_ENTRIES PROVIDED_.
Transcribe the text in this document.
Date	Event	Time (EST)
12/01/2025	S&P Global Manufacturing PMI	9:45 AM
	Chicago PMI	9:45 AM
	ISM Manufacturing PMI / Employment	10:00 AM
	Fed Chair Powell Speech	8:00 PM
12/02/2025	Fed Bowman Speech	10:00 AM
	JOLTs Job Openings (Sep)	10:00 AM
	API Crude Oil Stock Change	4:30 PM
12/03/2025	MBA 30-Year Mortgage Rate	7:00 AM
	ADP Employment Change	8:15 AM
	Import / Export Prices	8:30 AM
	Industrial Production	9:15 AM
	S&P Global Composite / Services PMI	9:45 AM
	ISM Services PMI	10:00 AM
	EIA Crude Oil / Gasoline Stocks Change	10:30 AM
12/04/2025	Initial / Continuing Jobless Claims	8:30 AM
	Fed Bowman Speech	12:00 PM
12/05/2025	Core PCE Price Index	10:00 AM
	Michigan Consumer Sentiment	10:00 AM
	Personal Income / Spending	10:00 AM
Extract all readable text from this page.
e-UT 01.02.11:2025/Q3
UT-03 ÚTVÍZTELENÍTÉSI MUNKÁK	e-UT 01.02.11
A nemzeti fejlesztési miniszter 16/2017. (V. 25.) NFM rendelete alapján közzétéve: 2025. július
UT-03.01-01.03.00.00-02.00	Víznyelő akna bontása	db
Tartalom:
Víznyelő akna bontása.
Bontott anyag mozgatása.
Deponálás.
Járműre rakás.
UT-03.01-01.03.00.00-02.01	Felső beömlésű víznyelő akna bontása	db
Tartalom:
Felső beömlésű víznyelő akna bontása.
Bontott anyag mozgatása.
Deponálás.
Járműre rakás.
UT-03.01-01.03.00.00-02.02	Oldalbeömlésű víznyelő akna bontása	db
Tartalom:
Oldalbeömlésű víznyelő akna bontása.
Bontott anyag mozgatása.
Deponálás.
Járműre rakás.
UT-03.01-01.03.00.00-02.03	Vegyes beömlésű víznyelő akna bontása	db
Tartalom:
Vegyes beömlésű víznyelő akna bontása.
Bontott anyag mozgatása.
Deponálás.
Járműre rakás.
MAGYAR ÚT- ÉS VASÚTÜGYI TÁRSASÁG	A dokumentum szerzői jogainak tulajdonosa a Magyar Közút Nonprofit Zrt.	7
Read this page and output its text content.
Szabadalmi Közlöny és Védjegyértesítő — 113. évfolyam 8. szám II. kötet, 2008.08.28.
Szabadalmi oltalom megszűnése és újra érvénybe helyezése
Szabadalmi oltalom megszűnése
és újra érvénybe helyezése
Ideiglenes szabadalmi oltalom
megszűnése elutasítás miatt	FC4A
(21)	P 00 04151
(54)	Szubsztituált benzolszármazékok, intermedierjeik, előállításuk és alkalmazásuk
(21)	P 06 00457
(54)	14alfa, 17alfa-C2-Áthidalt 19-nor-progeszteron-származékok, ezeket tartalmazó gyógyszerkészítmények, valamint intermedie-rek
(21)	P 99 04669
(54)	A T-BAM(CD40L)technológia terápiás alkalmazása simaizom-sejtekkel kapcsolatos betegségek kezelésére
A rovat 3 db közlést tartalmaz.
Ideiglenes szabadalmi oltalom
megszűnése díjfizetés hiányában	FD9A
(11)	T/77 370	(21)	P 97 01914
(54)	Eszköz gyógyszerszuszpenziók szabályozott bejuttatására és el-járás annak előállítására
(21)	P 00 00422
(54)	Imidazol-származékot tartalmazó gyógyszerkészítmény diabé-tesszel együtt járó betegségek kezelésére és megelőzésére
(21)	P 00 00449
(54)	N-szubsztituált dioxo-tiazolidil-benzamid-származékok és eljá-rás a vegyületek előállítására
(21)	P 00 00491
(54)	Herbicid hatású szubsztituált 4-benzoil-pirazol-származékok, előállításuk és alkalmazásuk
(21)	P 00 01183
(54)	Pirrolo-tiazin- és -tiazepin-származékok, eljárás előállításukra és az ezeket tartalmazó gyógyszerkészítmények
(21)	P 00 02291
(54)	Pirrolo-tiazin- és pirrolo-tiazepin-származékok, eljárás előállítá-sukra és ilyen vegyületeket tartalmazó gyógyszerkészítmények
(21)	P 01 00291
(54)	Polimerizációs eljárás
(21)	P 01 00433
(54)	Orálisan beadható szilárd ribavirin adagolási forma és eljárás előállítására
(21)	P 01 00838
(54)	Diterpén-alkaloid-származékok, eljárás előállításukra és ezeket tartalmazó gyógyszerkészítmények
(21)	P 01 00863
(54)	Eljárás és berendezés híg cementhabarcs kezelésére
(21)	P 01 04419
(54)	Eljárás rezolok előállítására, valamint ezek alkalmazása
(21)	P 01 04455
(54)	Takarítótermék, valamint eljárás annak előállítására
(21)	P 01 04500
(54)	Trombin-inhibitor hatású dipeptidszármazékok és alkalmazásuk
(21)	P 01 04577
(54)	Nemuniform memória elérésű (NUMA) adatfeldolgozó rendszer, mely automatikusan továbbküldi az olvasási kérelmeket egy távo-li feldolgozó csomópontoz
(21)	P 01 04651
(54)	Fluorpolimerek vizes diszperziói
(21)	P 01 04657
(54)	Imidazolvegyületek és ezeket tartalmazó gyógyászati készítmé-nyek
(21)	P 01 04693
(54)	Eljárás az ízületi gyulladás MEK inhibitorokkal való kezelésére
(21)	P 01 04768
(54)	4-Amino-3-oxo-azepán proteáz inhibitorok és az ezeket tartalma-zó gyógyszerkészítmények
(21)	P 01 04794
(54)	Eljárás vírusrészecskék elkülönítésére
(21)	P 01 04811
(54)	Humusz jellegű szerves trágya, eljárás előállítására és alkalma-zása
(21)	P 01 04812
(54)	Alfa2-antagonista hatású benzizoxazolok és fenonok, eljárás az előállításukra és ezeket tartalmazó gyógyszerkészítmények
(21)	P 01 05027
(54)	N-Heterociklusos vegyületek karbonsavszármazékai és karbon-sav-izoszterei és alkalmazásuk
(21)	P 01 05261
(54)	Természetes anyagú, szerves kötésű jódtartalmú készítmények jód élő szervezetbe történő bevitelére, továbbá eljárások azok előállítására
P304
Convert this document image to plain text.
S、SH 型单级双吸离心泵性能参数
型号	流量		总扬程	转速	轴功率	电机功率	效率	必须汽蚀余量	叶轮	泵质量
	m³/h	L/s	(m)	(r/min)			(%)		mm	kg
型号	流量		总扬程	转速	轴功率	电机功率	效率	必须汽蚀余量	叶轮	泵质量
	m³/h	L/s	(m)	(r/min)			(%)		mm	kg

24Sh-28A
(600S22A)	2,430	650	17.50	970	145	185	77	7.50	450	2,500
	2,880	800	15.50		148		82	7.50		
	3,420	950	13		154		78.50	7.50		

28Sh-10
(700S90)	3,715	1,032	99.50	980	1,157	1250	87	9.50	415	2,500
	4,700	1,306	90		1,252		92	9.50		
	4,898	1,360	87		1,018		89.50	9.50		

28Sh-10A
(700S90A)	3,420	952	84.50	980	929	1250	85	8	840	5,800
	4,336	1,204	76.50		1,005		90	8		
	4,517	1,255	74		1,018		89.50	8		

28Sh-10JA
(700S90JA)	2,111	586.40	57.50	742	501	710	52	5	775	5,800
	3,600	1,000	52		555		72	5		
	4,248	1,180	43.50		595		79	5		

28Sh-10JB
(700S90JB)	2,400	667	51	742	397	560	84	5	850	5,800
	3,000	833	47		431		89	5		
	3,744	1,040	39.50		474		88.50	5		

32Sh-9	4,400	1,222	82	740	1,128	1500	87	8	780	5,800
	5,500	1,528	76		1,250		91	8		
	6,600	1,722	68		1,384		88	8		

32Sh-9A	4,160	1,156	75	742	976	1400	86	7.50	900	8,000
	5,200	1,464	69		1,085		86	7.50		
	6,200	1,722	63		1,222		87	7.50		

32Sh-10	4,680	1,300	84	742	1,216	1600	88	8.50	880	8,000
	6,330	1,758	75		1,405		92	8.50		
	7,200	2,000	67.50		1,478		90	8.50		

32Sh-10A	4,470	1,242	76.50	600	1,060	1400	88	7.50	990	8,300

_PROMPT_.
In the listing above, find the line with "Convert this document image to plain text." and set down that line and all after it exactly, through the final line.

_EXPECTED ANSWER_.
Convert this document image to plain text.
S、SH 型单级双吸离心泵性能参数
型号	流量		总扬程	转速	轴功率	电机功率	效率	必须汽蚀余量	叶轮	泵质量
	m³/h	L/s	(m)	(r/min)			(%)		mm	kg
型号	流量		总扬程	转速	轴功率	电机功率	效率	必须汽蚀余量	叶轮	泵质量
	m³/h	L/s	(m)	(r/min)			(%)		mm	kg

24Sh-28A
(600S22A)	2,430	650	17.50	970	145	185	77	7.50	450	2,500
	2,880	800	15.50		148		82	7.50		
	3,420	950	13		154		78.50	7.50		

28Sh-10
(700S90)	3,715	1,032	99.50	980	1,157	1250	87	9.50	415	2,500
	4,700	1,306	90		1,252		92	9.50		
	4,898	1,360	87		1,018		89.50	9.50		

28Sh-10A
(700S90A)	3,420	952	84.50	980	929	1250	85	8	840	5,800
	4,336	1,204	76.50		1,005		90	8		
	4,517	1,255	74		1,018		89.50	8		

28Sh-10JA
(700S90JA)	2,111	586.40	57.50	742	501	710	52	5	775	5,800
	3,600	1,000	52		555		72	5		
	4,248	1,180	43.50		595		79	5		

28Sh-10JB
(700S90JB)	2,400	667	51	742	397	560	84	5	850	5,800
	3,000	833	47		431		89	5		
	3,744	1,040	39.50		474		88.50	5		

32Sh-9	4,400	1,222	82	740	1,128	1500	87	8	780	5,800
	5,500	1,528	76		1,250		91	8		
	6,600	1,722	68		1,384		88	8		

32Sh-9A	4,160	1,156	75	742	976	1400	86	7.50	900	8,000
	5,200	1,464	69		1,085		86	7.50		
	6,200	1,722	63		1,222		87	7.50		

32Sh-10	4,680	1,300	84	742	1,216	1600	88	8.50	880	8,000
	6,330	1,758	75		1,405		92	8.50		
	7,200	2,000	67.50		1,478		90	8.50		

32Sh-10A	4,470	1,242	76.50	600	1,060	1400	88	7.50	990	8,300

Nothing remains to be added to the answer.